> CHALLENGE
Transcribe each line exactly.

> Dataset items
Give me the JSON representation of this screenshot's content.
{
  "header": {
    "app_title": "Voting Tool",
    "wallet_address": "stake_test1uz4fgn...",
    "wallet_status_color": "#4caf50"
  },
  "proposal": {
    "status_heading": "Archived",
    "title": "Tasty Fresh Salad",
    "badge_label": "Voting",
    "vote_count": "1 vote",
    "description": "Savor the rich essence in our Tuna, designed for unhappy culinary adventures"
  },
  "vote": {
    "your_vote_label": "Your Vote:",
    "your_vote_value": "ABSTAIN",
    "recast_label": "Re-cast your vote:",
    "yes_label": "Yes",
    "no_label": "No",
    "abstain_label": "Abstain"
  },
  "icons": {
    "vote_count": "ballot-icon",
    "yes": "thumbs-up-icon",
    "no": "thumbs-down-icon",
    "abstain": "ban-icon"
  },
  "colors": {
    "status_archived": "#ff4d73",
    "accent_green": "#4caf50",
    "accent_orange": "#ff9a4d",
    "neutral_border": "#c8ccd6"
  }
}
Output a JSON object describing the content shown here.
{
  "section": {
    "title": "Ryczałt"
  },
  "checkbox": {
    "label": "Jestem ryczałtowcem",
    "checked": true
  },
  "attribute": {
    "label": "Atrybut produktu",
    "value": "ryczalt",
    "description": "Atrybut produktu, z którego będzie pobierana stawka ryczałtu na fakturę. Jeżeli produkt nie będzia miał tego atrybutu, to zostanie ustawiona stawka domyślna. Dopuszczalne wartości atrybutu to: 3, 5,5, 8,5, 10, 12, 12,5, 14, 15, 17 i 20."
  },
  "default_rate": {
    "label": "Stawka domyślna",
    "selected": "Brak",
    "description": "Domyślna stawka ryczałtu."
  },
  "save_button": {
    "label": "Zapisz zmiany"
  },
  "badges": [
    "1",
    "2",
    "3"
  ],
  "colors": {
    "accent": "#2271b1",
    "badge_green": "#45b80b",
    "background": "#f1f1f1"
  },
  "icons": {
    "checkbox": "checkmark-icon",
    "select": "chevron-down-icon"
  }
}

> RESULT OF THIS EXERCISE
Give me the JSON representation of this screenshot's content.
{
  "header": {
    "app_title": "Voting Tool",
    "wallet_address": "stake_test1uz4fgn...",
    "wallet_status_color": "#4caf50"
  },
  "proposal": {
    "status_heading": "Archived",
    "title": "Tasty Fresh Salad",
    "badge_label": "Voting",
    "vote_count": "1 vote",
    "description": "Savor the rich essence in our Tuna, designed for unhappy culinary adventures"
  },
  "vote": {
    "your_vote_label": "Your Vote:",
    "your_vote_value": "ABSTAIN",
    "recast_label": "Re-cast your vote:",
    "yes_label": "Yes",
    "no_label": "No",
    "abstain_label": "Abstain"
  },
  "icons": {
    "vote_count": "ballot-icon",
    "yes": "thumbs-up-icon",
    "no": "thumbs-down-icon",
    "abstain": "ban-icon"
  },
  "colors": {
    "status_archived": "#ff4d73",
    "accent_green": "#4caf50",
    "accent_orange": "#ff9a4d",
    "neutral_border": "#c8ccd6"
  }
}
Output a JSON object describing the content shown here.
{
  "section": {
    "title": "Ryczałt"
  },
  "checkbox": {
    "label": "Jestem ryczałtowcem",
    "checked": true
  },
  "attribute": {
    "label": "Atrybut produktu",
    "value": "ryczalt",
    "description": "Atrybut produktu, z którego będzie pobierana stawka ryczałtu na fakturę. Jeżeli produkt nie będzia miał tego atrybutu, to zostanie ustawiona stawka domyślna. Dopuszczalne wartości atrybutu to: 3, 5,5, 8,5, 10, 12, 12,5, 14, 15, 17 i 20."
  },
  "default_rate": {
    "label": "Stawka domyślna",
    "selected": "Brak",
    "description": "Domyślna stawka ryczałtu."
  },
  "save_button": {
    "label": "Zapisz zmiany"
  },
  "badges": [
    "1",
    "2",
    "3"
  ],
  "colors": {
    "accent": "#2271b1",
    "badge_green": "#45b80b",
    "background": "#f1f1f1"
  },
  "icons": {
    "checkbox": "checkmark-icon",
    "select": "chevron-down-icon"
  }
}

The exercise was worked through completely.